◆ Task statement:
Search the material for the string "三个代表" and copy each line where it occurs.

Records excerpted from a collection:
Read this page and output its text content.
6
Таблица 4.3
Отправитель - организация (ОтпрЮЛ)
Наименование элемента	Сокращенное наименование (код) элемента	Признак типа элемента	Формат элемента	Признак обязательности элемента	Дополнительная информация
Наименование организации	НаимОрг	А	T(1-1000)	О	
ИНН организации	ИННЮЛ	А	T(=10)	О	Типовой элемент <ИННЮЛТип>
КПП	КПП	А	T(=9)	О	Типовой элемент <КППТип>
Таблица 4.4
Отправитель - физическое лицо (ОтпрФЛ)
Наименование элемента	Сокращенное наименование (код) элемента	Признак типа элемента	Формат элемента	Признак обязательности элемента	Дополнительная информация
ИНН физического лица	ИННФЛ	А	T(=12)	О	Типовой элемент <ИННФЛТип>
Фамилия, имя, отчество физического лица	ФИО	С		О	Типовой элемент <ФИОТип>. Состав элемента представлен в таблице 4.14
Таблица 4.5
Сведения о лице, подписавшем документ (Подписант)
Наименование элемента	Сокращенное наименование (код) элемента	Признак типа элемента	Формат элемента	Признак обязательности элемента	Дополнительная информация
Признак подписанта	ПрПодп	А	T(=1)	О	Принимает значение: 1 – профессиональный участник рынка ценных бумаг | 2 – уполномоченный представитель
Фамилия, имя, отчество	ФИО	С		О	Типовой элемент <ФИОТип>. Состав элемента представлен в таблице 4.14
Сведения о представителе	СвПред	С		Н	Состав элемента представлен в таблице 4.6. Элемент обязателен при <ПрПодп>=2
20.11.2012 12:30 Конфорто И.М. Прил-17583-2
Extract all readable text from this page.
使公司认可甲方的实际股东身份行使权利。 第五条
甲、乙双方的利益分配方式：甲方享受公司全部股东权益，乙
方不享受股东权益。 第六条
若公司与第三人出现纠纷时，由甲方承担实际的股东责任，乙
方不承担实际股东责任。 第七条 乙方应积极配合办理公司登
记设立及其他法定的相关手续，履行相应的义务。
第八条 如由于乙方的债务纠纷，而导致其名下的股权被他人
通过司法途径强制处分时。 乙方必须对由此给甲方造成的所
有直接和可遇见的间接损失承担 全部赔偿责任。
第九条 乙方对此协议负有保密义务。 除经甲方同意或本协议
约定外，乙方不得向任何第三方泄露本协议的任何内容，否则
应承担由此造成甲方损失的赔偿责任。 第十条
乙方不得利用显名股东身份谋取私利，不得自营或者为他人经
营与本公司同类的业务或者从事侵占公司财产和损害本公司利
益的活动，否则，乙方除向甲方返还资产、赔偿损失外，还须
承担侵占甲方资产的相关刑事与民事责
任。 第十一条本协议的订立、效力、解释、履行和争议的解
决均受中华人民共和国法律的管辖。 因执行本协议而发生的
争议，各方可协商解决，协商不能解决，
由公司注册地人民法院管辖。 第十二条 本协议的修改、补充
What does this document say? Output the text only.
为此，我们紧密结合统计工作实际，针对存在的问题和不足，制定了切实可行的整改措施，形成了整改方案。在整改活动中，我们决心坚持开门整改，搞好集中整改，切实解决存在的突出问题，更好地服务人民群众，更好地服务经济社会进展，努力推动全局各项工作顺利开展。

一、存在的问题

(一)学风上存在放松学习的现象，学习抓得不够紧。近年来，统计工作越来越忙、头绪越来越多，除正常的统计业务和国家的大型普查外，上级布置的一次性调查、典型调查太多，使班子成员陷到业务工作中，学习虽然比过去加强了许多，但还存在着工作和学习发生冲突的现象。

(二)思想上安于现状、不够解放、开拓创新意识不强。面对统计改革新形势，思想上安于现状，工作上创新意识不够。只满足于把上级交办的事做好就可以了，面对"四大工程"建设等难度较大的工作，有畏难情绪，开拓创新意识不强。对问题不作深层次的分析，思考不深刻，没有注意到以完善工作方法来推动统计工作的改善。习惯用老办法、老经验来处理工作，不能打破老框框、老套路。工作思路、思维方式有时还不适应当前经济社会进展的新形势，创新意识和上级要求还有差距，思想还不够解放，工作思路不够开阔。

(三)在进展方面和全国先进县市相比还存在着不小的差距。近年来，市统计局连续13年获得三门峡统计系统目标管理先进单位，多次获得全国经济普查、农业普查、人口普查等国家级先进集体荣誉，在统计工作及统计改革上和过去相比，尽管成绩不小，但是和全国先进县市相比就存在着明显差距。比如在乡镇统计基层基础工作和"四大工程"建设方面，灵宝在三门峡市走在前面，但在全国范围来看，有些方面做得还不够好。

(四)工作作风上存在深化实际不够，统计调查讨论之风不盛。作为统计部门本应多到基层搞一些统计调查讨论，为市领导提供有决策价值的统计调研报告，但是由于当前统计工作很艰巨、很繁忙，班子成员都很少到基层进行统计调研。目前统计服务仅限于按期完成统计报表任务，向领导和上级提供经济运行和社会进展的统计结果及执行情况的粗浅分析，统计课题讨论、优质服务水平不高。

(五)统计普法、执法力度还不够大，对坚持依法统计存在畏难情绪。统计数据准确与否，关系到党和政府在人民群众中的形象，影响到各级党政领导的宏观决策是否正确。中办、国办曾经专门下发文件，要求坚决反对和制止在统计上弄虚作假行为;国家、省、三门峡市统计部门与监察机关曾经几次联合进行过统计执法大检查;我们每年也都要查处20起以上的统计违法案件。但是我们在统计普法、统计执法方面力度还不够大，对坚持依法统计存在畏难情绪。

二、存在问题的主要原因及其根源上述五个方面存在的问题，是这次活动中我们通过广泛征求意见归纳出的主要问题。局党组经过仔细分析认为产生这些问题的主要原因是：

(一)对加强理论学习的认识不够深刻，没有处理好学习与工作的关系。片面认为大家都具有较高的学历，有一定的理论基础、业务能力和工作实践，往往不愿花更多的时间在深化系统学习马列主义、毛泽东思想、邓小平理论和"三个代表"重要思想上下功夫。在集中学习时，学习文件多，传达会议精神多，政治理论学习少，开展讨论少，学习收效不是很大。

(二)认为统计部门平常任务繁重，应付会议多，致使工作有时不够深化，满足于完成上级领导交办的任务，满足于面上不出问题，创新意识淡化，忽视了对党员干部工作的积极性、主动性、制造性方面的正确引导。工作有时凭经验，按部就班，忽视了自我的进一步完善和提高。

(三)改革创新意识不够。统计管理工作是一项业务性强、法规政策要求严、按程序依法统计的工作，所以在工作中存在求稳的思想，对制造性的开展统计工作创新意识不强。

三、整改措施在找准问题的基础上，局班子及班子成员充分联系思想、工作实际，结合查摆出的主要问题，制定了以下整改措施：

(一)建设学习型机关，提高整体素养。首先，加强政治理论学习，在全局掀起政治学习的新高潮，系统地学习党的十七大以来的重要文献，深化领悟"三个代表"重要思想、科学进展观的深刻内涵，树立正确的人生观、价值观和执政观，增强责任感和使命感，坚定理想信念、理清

◆ Finished answer:
(一)对加强理论学习的认识不够深刻，没有处理好学习与工作的关系。片面认为大家都具有较高的学历，有一定的理论基础、业务能力和工作实践，往往不愿花更多的时间在深化系统学习马列主义、毛泽东思想、邓小平理论和"三个代表"重要思想上下功夫。在集中学习时，学习文件多，传达会议精神多，政治理论学习少，开展讨论少，学习收效不是很大。
(一)建设学习型机关，提高整体素养。首先，加强政治理论学习，在全局掀起政治学习的新高潮，系统地学习党的十七大以来的重要文献，深化领悟"三个代表"重要思想、科学进展观的深刻内涵，树立正确的人生观、价值观和执政观，增强责任感和使命感，坚定理想信念、理清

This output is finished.